(Data entries)
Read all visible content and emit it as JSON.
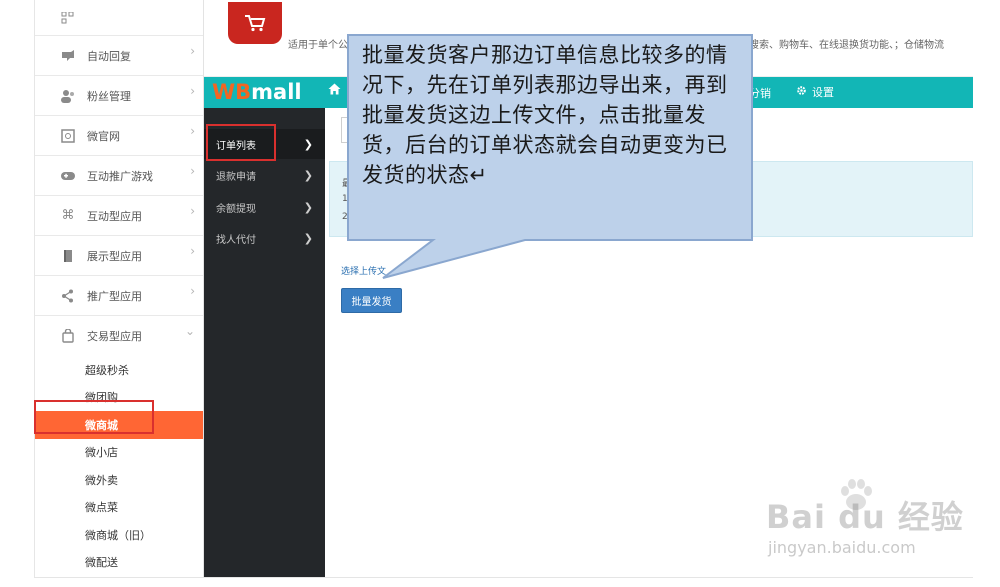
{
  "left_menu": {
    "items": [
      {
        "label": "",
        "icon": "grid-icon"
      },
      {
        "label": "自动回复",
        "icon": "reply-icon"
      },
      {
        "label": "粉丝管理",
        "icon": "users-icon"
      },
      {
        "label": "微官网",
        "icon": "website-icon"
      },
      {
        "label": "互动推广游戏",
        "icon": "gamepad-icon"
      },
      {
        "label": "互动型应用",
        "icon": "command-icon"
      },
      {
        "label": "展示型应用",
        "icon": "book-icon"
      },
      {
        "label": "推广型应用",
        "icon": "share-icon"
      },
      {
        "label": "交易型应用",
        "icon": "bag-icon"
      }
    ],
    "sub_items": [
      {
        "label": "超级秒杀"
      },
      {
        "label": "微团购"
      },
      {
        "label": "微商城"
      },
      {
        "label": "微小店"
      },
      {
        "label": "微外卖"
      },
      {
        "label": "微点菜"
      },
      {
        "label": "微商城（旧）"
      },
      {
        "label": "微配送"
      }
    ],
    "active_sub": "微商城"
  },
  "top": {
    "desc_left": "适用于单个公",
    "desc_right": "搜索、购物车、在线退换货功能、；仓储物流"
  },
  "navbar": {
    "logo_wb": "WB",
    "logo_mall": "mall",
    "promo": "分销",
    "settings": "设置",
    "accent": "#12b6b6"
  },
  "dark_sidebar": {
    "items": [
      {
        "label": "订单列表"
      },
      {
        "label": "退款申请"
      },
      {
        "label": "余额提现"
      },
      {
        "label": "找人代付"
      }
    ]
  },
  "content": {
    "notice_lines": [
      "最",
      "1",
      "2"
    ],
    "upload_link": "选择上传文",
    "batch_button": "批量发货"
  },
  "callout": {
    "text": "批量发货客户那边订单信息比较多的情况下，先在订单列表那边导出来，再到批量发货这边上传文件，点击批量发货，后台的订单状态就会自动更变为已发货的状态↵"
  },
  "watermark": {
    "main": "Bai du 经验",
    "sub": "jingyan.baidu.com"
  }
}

==

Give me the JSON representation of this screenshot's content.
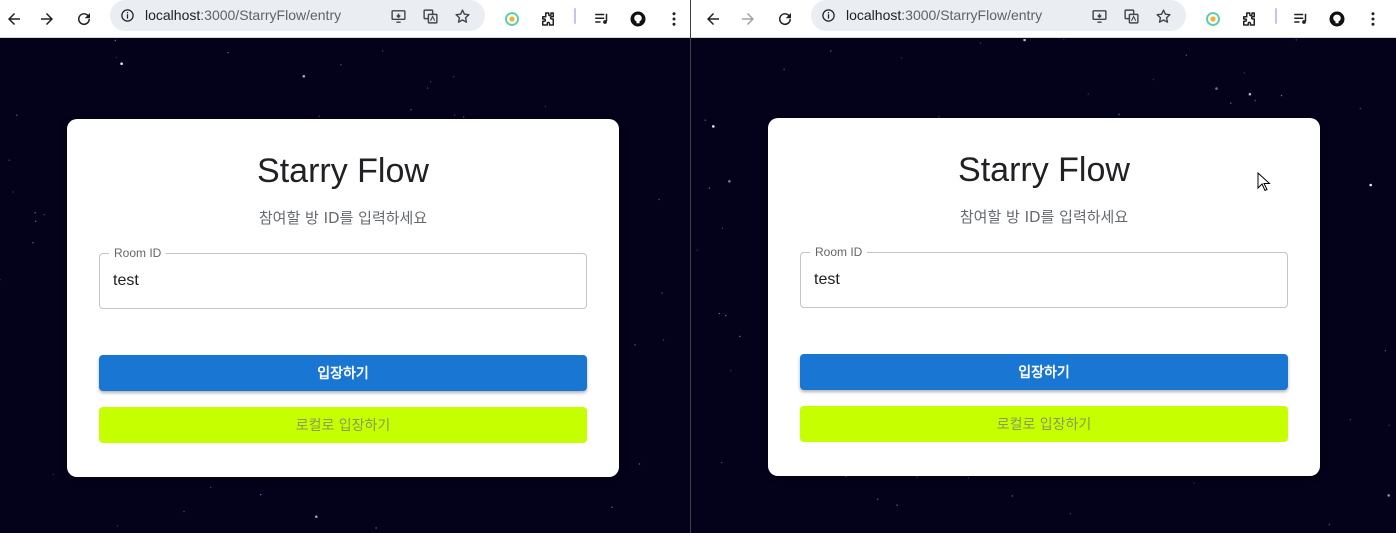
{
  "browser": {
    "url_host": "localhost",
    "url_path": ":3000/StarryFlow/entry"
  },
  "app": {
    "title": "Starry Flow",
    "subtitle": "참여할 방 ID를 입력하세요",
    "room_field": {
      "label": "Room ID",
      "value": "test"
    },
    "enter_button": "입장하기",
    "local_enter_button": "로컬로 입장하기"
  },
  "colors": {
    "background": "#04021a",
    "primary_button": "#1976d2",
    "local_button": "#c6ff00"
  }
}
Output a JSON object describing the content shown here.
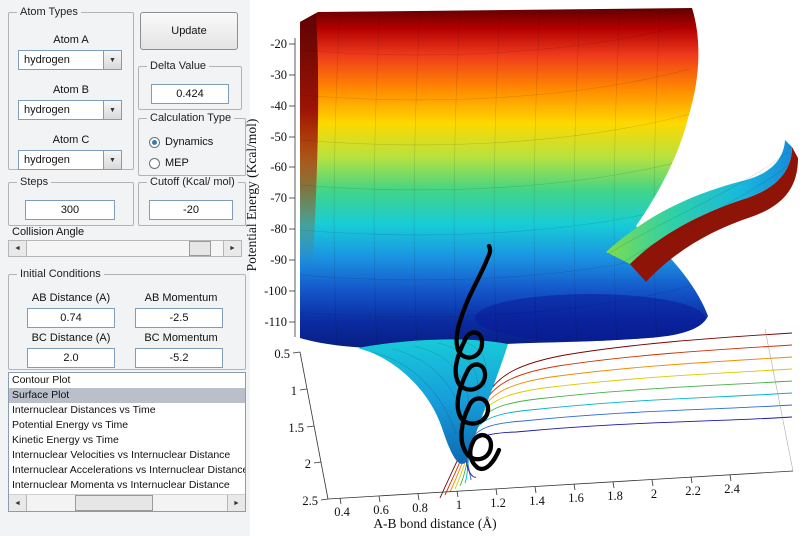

...

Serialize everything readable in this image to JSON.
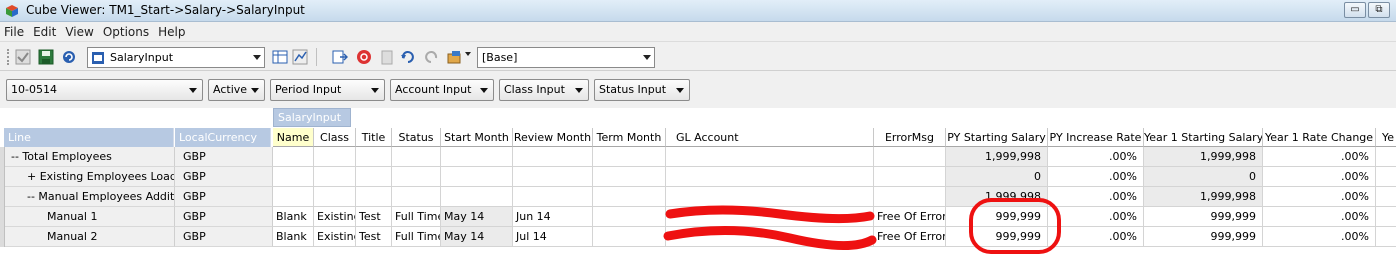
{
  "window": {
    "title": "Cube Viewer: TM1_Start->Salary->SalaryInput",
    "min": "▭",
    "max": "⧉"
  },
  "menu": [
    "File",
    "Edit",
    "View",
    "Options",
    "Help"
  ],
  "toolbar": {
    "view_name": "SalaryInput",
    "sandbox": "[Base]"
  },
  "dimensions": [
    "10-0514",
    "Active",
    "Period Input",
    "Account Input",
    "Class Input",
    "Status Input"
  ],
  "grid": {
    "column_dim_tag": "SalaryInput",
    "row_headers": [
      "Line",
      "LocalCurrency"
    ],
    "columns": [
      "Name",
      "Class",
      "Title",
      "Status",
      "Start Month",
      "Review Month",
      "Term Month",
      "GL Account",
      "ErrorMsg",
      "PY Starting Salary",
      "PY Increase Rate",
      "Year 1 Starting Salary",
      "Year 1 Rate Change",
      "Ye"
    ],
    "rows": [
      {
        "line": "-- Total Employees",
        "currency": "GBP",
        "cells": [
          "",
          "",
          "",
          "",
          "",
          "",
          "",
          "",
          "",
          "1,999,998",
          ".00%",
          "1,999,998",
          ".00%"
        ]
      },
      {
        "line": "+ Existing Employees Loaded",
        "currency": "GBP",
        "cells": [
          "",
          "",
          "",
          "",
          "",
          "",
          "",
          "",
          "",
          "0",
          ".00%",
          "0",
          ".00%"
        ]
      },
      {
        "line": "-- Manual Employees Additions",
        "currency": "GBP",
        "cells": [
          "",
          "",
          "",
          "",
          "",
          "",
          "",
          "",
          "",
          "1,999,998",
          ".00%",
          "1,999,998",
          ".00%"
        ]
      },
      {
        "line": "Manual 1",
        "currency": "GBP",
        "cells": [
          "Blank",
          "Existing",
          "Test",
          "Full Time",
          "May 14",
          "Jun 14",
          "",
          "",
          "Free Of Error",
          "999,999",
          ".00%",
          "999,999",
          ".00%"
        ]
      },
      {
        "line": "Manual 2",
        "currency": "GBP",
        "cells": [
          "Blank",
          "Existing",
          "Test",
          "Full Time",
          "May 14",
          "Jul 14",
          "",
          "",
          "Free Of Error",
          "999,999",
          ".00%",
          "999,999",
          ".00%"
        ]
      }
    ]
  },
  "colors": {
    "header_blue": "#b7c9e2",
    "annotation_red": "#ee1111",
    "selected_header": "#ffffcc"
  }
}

▶ **Directions for this task**
Quote only the lines running from the line with "Give me the" to the line with "Output a JSON", ends included, exactly as they appear and without the pictures.

▶ **Exercise response**
Give me the JSON representation of this screenshot's content.
{
  "browser": {
    "url_host": "localhost",
    "url_path": ":3000/StarryFlow/entry"
  },
  "app": {
    "title": "Starry Flow",
    "subtitle": "참여할 방 ID를 입력하세요",
    "room_field": {
      "label": "Room ID",
      "value": "test"
    },
    "enter_button": "입장하기",
    "local_enter_button": "로컬로 입장하기"
  },
  "colors": {
    "background": "#04021a",
    "primary_button": "#1976d2",
    "local_button": "#c6ff00"
  }
}
Output a JSON object describing the content shown here.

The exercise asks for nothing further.